:: What is expected ::
Count how many lines hold the word "Angela" and give that number as the whole answer.
## START Input for this task
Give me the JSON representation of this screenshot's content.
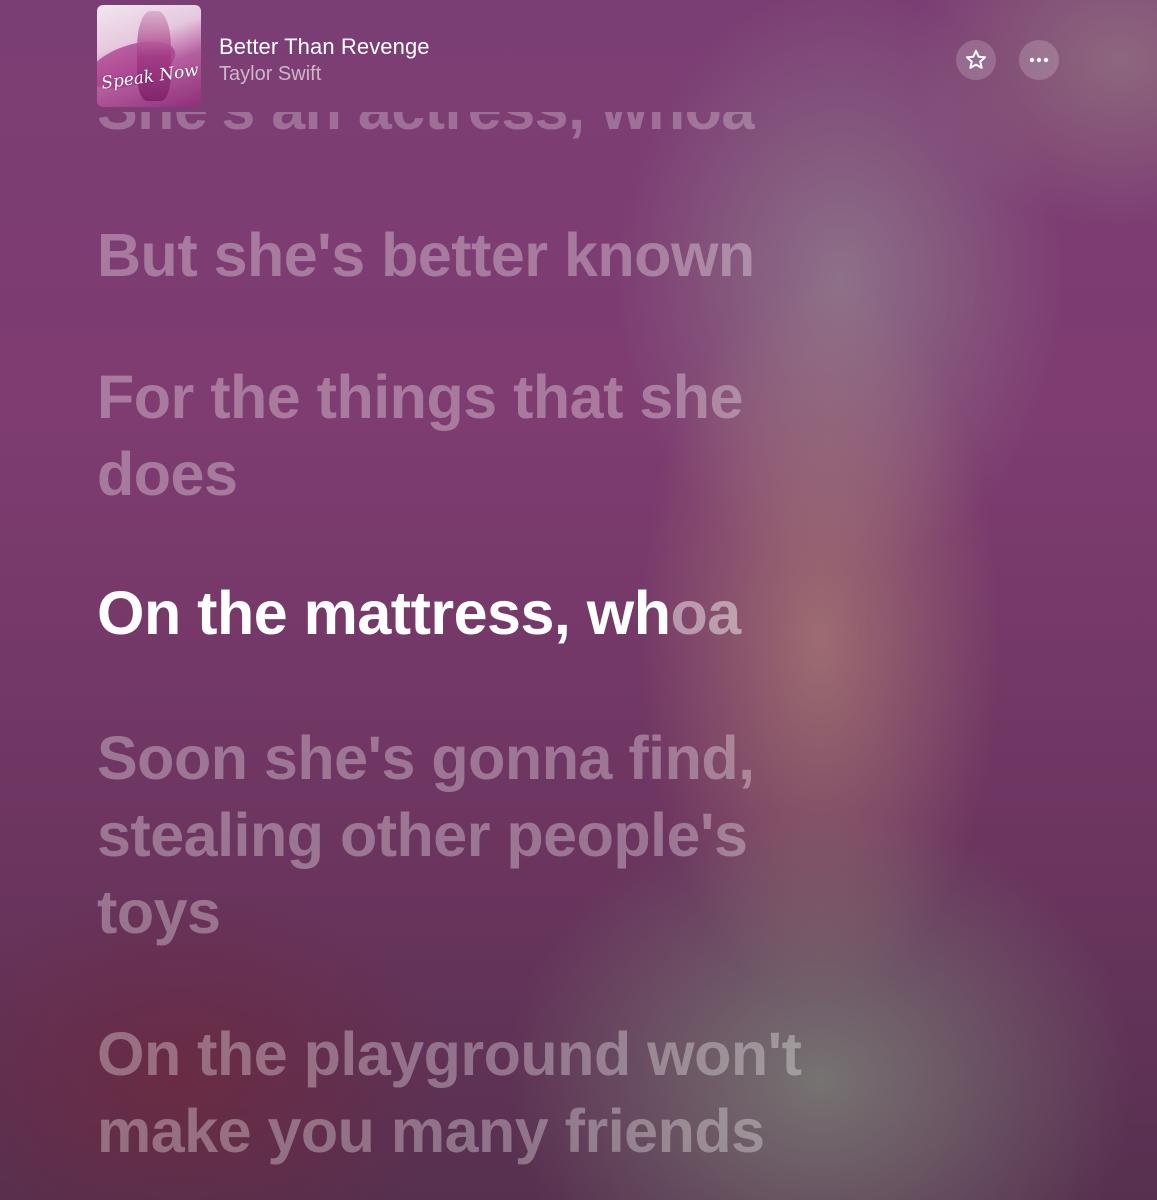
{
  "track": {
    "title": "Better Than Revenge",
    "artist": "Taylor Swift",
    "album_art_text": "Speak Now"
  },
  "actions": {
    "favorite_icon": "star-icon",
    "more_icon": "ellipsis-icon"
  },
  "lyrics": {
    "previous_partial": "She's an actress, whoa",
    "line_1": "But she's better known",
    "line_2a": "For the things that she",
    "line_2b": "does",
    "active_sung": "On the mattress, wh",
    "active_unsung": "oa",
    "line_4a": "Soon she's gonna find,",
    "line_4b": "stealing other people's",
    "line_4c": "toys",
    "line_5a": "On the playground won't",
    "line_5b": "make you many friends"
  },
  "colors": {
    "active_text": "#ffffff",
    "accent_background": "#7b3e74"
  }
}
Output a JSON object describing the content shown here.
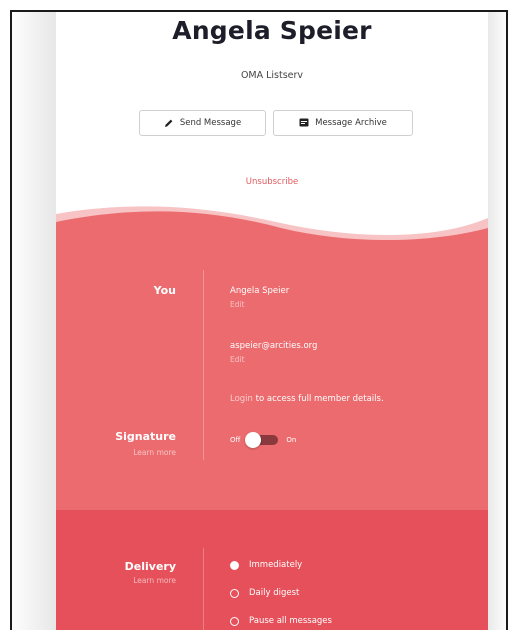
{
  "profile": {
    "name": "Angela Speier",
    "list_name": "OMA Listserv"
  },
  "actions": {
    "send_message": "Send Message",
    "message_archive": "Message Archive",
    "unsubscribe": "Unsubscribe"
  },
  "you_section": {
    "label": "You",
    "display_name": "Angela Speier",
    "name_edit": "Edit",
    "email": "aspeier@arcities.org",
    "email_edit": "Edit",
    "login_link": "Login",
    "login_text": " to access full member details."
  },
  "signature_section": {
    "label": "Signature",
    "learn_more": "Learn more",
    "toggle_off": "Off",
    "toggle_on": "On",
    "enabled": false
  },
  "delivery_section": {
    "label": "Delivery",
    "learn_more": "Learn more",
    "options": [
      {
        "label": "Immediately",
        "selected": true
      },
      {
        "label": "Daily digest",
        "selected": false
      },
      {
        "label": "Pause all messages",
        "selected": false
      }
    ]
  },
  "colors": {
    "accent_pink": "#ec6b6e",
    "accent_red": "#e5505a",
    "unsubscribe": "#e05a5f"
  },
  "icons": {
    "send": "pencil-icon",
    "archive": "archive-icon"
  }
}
## END Input for this task
## START Input for this task
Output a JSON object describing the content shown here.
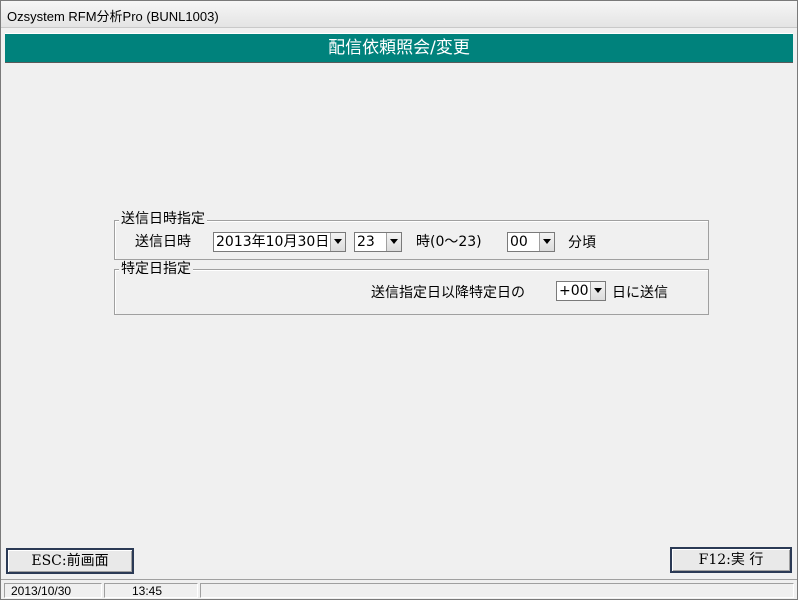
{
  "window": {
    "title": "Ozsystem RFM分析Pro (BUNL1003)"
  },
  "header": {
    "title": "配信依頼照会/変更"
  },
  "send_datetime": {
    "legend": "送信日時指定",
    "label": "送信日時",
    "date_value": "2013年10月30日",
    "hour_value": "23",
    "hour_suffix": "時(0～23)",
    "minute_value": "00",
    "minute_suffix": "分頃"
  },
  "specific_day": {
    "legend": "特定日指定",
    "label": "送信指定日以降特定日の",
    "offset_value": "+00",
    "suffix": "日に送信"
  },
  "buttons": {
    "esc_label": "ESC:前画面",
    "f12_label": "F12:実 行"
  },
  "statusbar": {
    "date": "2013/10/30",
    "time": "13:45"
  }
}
## END Input for this task
:: Task result ::
2